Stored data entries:
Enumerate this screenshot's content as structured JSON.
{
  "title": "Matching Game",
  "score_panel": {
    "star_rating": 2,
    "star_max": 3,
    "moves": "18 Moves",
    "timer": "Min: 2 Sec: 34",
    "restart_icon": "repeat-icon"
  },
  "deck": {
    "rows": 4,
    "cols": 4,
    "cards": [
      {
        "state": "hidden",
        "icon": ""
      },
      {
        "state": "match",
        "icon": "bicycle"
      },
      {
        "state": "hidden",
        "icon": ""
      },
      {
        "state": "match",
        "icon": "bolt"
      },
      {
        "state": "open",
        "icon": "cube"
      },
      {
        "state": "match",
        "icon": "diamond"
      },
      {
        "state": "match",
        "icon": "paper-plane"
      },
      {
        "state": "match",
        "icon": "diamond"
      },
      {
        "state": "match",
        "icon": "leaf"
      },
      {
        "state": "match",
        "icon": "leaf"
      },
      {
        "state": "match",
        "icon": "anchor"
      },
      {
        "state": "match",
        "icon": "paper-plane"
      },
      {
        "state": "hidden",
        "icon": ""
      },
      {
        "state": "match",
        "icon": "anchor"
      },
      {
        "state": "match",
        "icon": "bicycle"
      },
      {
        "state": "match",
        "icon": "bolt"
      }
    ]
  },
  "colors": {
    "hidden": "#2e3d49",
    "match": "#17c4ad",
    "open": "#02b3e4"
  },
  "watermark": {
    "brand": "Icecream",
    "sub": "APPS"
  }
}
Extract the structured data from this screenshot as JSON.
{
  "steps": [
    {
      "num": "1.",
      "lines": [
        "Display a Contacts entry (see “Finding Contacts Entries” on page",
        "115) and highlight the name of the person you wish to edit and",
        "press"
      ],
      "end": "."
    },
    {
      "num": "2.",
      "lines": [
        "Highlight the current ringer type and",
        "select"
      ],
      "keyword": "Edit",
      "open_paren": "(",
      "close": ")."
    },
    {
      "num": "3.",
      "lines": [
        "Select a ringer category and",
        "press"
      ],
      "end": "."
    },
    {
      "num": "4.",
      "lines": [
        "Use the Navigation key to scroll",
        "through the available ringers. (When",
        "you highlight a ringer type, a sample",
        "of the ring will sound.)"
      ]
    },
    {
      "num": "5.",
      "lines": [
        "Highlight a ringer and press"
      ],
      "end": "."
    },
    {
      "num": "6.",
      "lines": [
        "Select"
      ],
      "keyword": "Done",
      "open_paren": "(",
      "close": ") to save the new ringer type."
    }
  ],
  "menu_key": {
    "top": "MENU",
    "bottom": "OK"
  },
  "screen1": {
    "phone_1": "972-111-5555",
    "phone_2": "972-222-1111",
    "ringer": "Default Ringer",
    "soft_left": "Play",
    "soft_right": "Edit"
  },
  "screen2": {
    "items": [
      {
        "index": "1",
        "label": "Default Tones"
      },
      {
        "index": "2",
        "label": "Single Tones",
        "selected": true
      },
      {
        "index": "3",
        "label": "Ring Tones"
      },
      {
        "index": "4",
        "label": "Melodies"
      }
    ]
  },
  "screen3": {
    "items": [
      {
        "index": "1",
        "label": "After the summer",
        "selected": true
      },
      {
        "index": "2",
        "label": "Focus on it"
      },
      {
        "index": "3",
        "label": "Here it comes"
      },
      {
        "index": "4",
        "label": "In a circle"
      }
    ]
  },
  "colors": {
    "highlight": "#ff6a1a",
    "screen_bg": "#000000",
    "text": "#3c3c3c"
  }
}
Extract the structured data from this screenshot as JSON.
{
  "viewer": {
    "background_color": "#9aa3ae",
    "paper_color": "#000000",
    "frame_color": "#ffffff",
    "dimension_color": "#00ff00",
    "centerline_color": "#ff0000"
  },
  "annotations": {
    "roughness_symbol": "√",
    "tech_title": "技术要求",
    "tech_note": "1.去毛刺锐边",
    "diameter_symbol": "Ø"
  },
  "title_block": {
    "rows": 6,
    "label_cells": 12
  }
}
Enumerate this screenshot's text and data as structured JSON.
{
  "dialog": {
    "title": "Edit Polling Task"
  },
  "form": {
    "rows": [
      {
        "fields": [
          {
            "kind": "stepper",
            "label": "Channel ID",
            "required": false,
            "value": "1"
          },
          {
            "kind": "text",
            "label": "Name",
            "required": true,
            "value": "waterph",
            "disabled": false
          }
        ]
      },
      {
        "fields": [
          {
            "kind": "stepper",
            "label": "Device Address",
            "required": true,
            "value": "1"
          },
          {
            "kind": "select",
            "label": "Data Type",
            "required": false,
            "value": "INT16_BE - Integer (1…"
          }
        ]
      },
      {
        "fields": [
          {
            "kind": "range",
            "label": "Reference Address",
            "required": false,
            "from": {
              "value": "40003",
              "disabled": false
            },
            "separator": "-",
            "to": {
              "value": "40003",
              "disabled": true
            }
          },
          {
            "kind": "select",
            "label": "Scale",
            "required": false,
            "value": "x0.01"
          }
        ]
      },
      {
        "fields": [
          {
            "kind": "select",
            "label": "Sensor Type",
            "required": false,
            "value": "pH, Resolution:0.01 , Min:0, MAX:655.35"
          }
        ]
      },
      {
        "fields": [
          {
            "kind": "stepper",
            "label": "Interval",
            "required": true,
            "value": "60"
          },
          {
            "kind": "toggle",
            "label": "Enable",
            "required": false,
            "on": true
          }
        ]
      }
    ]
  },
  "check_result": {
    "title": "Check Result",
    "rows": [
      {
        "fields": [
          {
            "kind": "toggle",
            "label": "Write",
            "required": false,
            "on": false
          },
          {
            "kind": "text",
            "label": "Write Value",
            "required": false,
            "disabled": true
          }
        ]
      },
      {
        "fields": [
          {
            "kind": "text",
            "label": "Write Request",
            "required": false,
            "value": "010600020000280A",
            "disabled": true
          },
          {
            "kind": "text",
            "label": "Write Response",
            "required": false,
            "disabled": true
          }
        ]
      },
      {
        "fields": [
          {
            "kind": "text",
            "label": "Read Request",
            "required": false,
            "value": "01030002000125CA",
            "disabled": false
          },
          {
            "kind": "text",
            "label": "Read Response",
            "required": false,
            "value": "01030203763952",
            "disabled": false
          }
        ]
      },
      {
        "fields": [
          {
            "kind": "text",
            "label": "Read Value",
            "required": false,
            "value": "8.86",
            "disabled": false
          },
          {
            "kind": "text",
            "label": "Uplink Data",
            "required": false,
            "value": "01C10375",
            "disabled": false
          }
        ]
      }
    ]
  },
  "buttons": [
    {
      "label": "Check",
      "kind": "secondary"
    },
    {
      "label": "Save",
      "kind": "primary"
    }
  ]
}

What you have to do>
Extract all lines as given.

Result>
Enumerate this screenshot's content as structured JSON.
{
  "title": "Matching Game",
  "score_panel": {
    "star_rating": 2,
    "star_max": 3,
    "moves": "18 Moves",
    "timer": "Min: 2 Sec: 34",
    "restart_icon": "repeat-icon"
  },
  "deck": {
    "rows": 4,
    "cols": 4,
    "cards": [
      {
        "state": "hidden",
        "icon": ""
      },
      {
        "state": "match",
        "icon": "bicycle"
      },
      {
        "state": "hidden",
        "icon": ""
      },
      {
        "state": "match",
        "icon": "bolt"
      },
      {
        "state": "open",
        "icon": "cube"
      },
      {
        "state": "match",
        "icon": "diamond"
      },
      {
        "state": "match",
        "icon": "paper-plane"
      },
      {
        "state": "match",
        "icon": "diamond"
      },
      {
        "state": "match",
        "icon": "leaf"
      },
      {
        "state": "match",
        "icon": "leaf"
      },
      {
        "state": "match",
        "icon": "anchor"
      },
      {
        "state": "match",
        "icon": "paper-plane"
      },
      {
        "state": "hidden",
        "icon": ""
      },
      {
        "state": "match",
        "icon": "anchor"
      },
      {
        "state": "match",
        "icon": "bicycle"
      },
      {
        "state": "match",
        "icon": "bolt"
      }
    ]
  },
  "colors": {
    "hidden": "#2e3d49",
    "match": "#17c4ad",
    "open": "#02b3e4"
  },
  "watermark": {
    "brand": "Icecream",
    "sub": "APPS"
  }
}
Extract the structured data from this screenshot as JSON.
{
  "steps": [
    {
      "num": "1.",
      "lines": [
        "Display a Contacts entry (see “Finding Contacts Entries” on page",
        "115) and highlight the name of the person you wish to edit and",
        "press"
      ],
      "end": "."
    },
    {
      "num": "2.",
      "lines": [
        "Highlight the current ringer type and",
        "select"
      ],
      "keyword": "Edit",
      "open_paren": "(",
      "close": ")."
    },
    {
      "num": "3.",
      "lines": [
        "Select a ringer category and",
        "press"
      ],
      "end": "."
    },
    {
      "num": "4.",
      "lines": [
        "Use the Navigation key to scroll",
        "through the available ringers. (When",
        "you highlight a ringer type, a sample",
        "of the ring will sound.)"
      ]
    },
    {
      "num": "5.",
      "lines": [
        "Highlight a ringer and press"
      ],
      "end": "."
    },
    {
      "num": "6.",
      "lines": [
        "Select"
      ],
      "keyword": "Done",
      "open_paren": "(",
      "close": ") to save the new ringer type."
    }
  ],
  "menu_key": {
    "top": "MENU",
    "bottom": "OK"
  },
  "screen1": {
    "phone_1": "972-111-5555",
    "phone_2": "972-222-1111",
    "ringer": "Default Ringer",
    "soft_left": "Play",
    "soft_right": "Edit"
  },
  "screen2": {
    "items": [
      {
        "index": "1",
        "label": "Default Tones"
      },
      {
        "index": "2",
        "label": "Single Tones",
        "selected": true
      },
      {
        "index": "3",
        "label": "Ring Tones"
      },
      {
        "index": "4",
        "label": "Melodies"
      }
    ]
  },
  "screen3": {
    "items": [
      {
        "index": "1",
        "label": "After the summer",
        "selected": true
      },
      {
        "index": "2",
        "label": "Focus on it"
      },
      {
        "index": "3",
        "label": "Here it comes"
      },
      {
        "index": "4",
        "label": "In a circle"
      }
    ]
  },
  "colors": {
    "highlight": "#ff6a1a",
    "screen_bg": "#000000",
    "text": "#3c3c3c"
  }
}
Extract the structured data from this screenshot as JSON.
{
  "viewer": {
    "background_color": "#9aa3ae",
    "paper_color": "#000000",
    "frame_color": "#ffffff",
    "dimension_color": "#00ff00",
    "centerline_color": "#ff0000"
  },
  "annotations": {
    "roughness_symbol": "√",
    "tech_title": "技术要求",
    "tech_note": "1.去毛刺锐边",
    "diameter_symbol": "Ø"
  },
  "title_block": {
    "rows": 6,
    "label_cells": 12
  }
}
Enumerate this screenshot's text and data as structured JSON.
{
  "dialog": {
    "title": "Edit Polling Task"
  },
  "form": {
    "rows": [
      {
        "fields": [
          {
            "kind": "stepper",
            "label": "Channel ID",
            "required": false,
            "value": "1"
          },
          {
            "kind": "text",
            "label": "Name",
            "required": true,
            "value": "waterph",
            "disabled": false
          }
        ]
      },
      {
        "fields": [
          {
            "kind": "stepper",
            "label": "Device Address",
            "required": true,
            "value": "1"
          },
          {
            "kind": "select",
            "label": "Data Type",
            "required": false,
            "value": "INT16_BE - Integer (1…"
          }
        ]
      },
      {
        "fields": [
          {
            "kind": "range",
            "label": "Reference Address",
            "required": false,
            "from": {
              "value": "40003",
              "disabled": false
            },
            "separator": "-",
            "to": {
              "value": "40003",
              "disabled": true
            }
          },
          {
            "kind": "select",
            "label": "Scale",
            "required": false,
            "value": "x0.01"
          }
        ]
      },
      {
        "fields": [
          {
            "kind": "select",
            "label": "Sensor Type",
            "required": false,
            "value": "pH, Resolution:0.01 , Min:0, MAX:655.35"
          }
        ]
      },
      {
        "fields": [
          {
            "kind": "stepper",
            "label": "Interval",
            "required": true,
            "value": "60"
          },
          {
            "kind": "toggle",
            "label": "Enable",
            "required": false,
            "on": true
          }
        ]
      }
    ]
  },
  "check_result": {
    "title": "Check Result",
    "rows": [
      {
        "fields": [
          {
            "kind": "toggle",
            "label": "Write",
            "required": false,
            "on": false
          },
          {
            "kind": "text",
            "label": "Write Value",
            "required": false,
            "disabled": true
          }
        ]
      },
      {
        "fields": [
          {
            "kind": "text",
            "label": "Write Request",
            "required": false,
            "value": "010600020000280A",
            "disabled": true
          },
          {
            "kind": "text",
            "label": "Write Response",
            "required": false,
            "disabled": true
          }
        ]
      },
      {
        "fields": [
          {
            "kind": "text",
            "label": "Read Request",
            "required": false,
            "value": "01030002000125CA",
            "disabled": false
          },
          {
            "kind": "text",
            "label": "Read Response",
            "required": false,
            "value": "01030203763952",
            "disabled": false
          }
        ]
      },
      {
        "fields": [
          {
            "kind": "text",
            "label": "Read Value",
            "required": false,
            "value": "8.86",
            "disabled": false
          },
          {
            "kind": "text",
            "label": "Uplink Data",
            "required": false,
            "value": "01C10375",
            "disabled": false
          }
        ]
      }
    ]
  },
  "buttons": [
    {
      "label": "Check",
      "kind": "secondary"
    },
    {
      "label": "Save",
      "kind": "primary"
    }
  ]
}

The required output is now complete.